AIM OF THE TASK:
Repeat the listing word for word. No pictures belong in the copy.

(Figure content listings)

= = = =

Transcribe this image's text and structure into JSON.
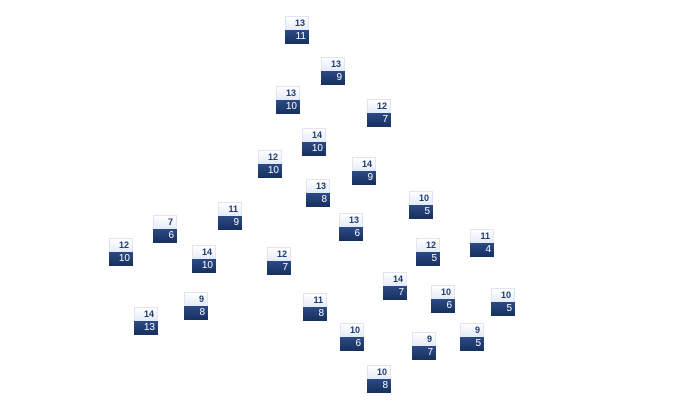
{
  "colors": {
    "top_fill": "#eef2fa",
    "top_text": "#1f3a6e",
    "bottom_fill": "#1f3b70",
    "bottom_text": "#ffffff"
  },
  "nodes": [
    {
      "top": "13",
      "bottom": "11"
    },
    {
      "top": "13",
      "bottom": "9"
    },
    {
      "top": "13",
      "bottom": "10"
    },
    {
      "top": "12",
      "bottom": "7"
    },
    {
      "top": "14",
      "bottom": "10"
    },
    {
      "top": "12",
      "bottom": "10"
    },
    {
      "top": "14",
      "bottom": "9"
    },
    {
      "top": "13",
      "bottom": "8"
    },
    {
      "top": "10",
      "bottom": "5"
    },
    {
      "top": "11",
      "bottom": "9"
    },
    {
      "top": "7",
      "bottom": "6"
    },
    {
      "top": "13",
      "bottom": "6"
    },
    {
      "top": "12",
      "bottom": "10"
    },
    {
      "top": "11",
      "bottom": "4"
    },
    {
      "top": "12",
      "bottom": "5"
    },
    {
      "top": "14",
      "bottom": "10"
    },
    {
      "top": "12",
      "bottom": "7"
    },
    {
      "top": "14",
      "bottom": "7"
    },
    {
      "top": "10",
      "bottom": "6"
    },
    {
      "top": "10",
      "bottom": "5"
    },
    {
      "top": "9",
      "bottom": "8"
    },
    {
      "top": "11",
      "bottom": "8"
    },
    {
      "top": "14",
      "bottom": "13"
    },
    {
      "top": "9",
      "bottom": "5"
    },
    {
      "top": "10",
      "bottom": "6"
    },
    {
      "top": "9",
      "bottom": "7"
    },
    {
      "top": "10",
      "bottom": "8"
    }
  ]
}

= = = =

OUTPUT OF THE TASK:
Transcribe this image's text and structure into JSON.
{
  "colors": {
    "top_fill": "#eef2fa",
    "top_text": "#1f3a6e",
    "bottom_fill": "#1f3b70",
    "bottom_text": "#ffffff"
  },
  "nodes": [
    {
      "top": "13",
      "bottom": "11"
    },
    {
      "top": "13",
      "bottom": "9"
    },
    {
      "top": "13",
      "bottom": "10"
    },
    {
      "top": "12",
      "bottom": "7"
    },
    {
      "top": "14",
      "bottom": "10"
    },
    {
      "top": "12",
      "bottom": "10"
    },
    {
      "top": "14",
      "bottom": "9"
    },
    {
      "top": "13",
      "bottom": "8"
    },
    {
      "top": "10",
      "bottom": "5"
    },
    {
      "top": "11",
      "bottom": "9"
    },
    {
      "top": "7",
      "bottom": "6"
    },
    {
      "top": "13",
      "bottom": "6"
    },
    {
      "top": "12",
      "bottom": "10"
    },
    {
      "top": "11",
      "bottom": "4"
    },
    {
      "top": "12",
      "bottom": "5"
    },
    {
      "top": "14",
      "bottom": "10"
    },
    {
      "top": "12",
      "bottom": "7"
    },
    {
      "top": "14",
      "bottom": "7"
    },
    {
      "top": "10",
      "bottom": "6"
    },
    {
      "top": "10",
      "bottom": "5"
    },
    {
      "top": "9",
      "bottom": "8"
    },
    {
      "top": "11",
      "bottom": "8"
    },
    {
      "top": "14",
      "bottom": "13"
    },
    {
      "top": "9",
      "bottom": "5"
    },
    {
      "top": "10",
      "bottom": "6"
    },
    {
      "top": "9",
      "bottom": "7"
    },
    {
      "top": "10",
      "bottom": "8"
    }
  ]
}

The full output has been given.